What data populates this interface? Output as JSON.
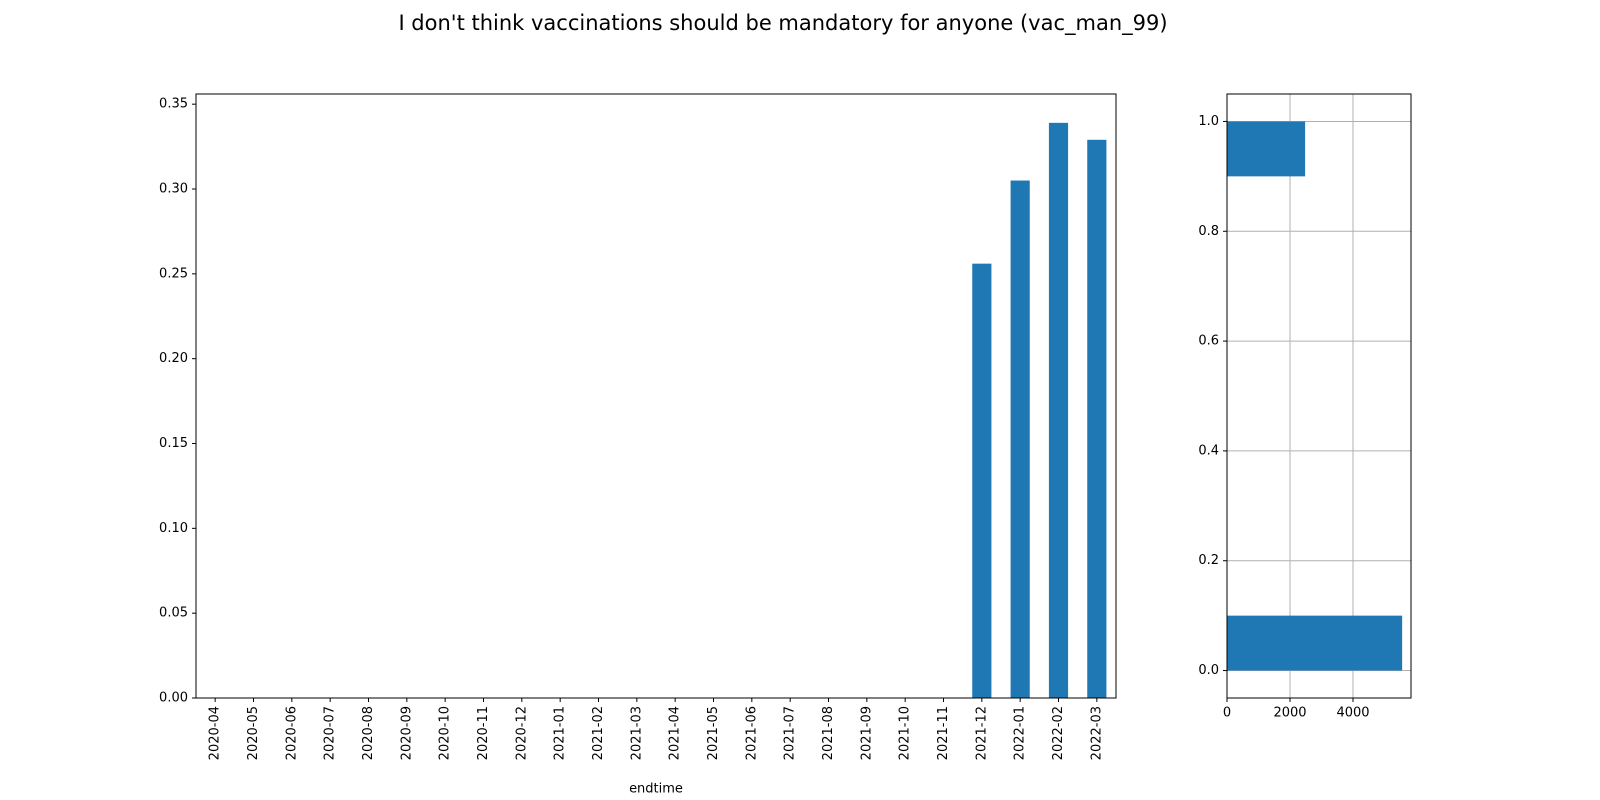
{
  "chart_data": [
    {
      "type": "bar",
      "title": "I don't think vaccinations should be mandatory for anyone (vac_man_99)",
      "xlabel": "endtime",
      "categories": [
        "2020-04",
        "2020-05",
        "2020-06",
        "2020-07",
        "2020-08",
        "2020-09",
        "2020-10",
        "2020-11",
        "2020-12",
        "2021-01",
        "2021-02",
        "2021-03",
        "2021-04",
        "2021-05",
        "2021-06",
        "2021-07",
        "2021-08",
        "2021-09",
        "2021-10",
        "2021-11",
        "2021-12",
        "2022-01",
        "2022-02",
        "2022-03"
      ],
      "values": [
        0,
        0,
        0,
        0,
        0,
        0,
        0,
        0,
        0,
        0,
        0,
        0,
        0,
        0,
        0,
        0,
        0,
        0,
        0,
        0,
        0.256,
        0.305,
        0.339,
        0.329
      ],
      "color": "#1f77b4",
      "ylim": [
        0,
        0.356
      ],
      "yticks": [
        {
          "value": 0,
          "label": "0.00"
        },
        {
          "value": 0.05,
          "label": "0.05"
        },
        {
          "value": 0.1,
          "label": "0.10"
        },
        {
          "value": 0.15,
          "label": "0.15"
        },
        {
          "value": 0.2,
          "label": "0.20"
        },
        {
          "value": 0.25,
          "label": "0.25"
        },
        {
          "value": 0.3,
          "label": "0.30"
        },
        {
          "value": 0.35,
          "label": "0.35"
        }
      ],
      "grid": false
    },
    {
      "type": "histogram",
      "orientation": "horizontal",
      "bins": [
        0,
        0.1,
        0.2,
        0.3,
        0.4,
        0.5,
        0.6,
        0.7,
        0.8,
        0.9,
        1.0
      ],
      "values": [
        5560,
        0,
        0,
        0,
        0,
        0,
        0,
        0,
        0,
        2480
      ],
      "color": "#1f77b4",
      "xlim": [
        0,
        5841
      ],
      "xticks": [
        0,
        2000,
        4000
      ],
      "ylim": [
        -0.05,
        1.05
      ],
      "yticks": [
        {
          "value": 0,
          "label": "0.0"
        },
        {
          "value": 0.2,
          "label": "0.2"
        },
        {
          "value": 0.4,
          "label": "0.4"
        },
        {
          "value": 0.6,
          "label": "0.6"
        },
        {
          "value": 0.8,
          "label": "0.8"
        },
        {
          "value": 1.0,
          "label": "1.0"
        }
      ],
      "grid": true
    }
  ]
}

·····

Transcribe the material as is, with images omitted.

What data populates this interface? Output as JSON.
{
  "chart_data": [
    {
      "type": "bar",
      "title": "I don't think vaccinations should be mandatory for anyone (vac_man_99)",
      "xlabel": "endtime",
      "categories": [
        "2020-04",
        "2020-05",
        "2020-06",
        "2020-07",
        "2020-08",
        "2020-09",
        "2020-10",
        "2020-11",
        "2020-12",
        "2021-01",
        "2021-02",
        "2021-03",
        "2021-04",
        "2021-05",
        "2021-06",
        "2021-07",
        "2021-08",
        "2021-09",
        "2021-10",
        "2021-11",
        "2021-12",
        "2022-01",
        "2022-02",
        "2022-03"
      ],
      "values": [
        0,
        0,
        0,
        0,
        0,
        0,
        0,
        0,
        0,
        0,
        0,
        0,
        0,
        0,
        0,
        0,
        0,
        0,
        0,
        0,
        0.256,
        0.305,
        0.339,
        0.329
      ],
      "color": "#1f77b4",
      "ylim": [
        0,
        0.356
      ],
      "yticks": [
        {
          "value": 0,
          "label": "0.00"
        },
        {
          "value": 0.05,
          "label": "0.05"
        },
        {
          "value": 0.1,
          "label": "0.10"
        },
        {
          "value": 0.15,
          "label": "0.15"
        },
        {
          "value": 0.2,
          "label": "0.20"
        },
        {
          "value": 0.25,
          "label": "0.25"
        },
        {
          "value": 0.3,
          "label": "0.30"
        },
        {
          "value": 0.35,
          "label": "0.35"
        }
      ],
      "grid": false
    },
    {
      "type": "histogram",
      "orientation": "horizontal",
      "bins": [
        0,
        0.1,
        0.2,
        0.3,
        0.4,
        0.5,
        0.6,
        0.7,
        0.8,
        0.9,
        1.0
      ],
      "values": [
        5560,
        0,
        0,
        0,
        0,
        0,
        0,
        0,
        0,
        2480
      ],
      "color": "#1f77b4",
      "xlim": [
        0,
        5841
      ],
      "xticks": [
        0,
        2000,
        4000
      ],
      "ylim": [
        -0.05,
        1.05
      ],
      "yticks": [
        {
          "value": 0,
          "label": "0.0"
        },
        {
          "value": 0.2,
          "label": "0.2"
        },
        {
          "value": 0.4,
          "label": "0.4"
        },
        {
          "value": 0.6,
          "label": "0.6"
        },
        {
          "value": 0.8,
          "label": "0.8"
        },
        {
          "value": 1.0,
          "label": "1.0"
        }
      ],
      "grid": true
    }
  ]
}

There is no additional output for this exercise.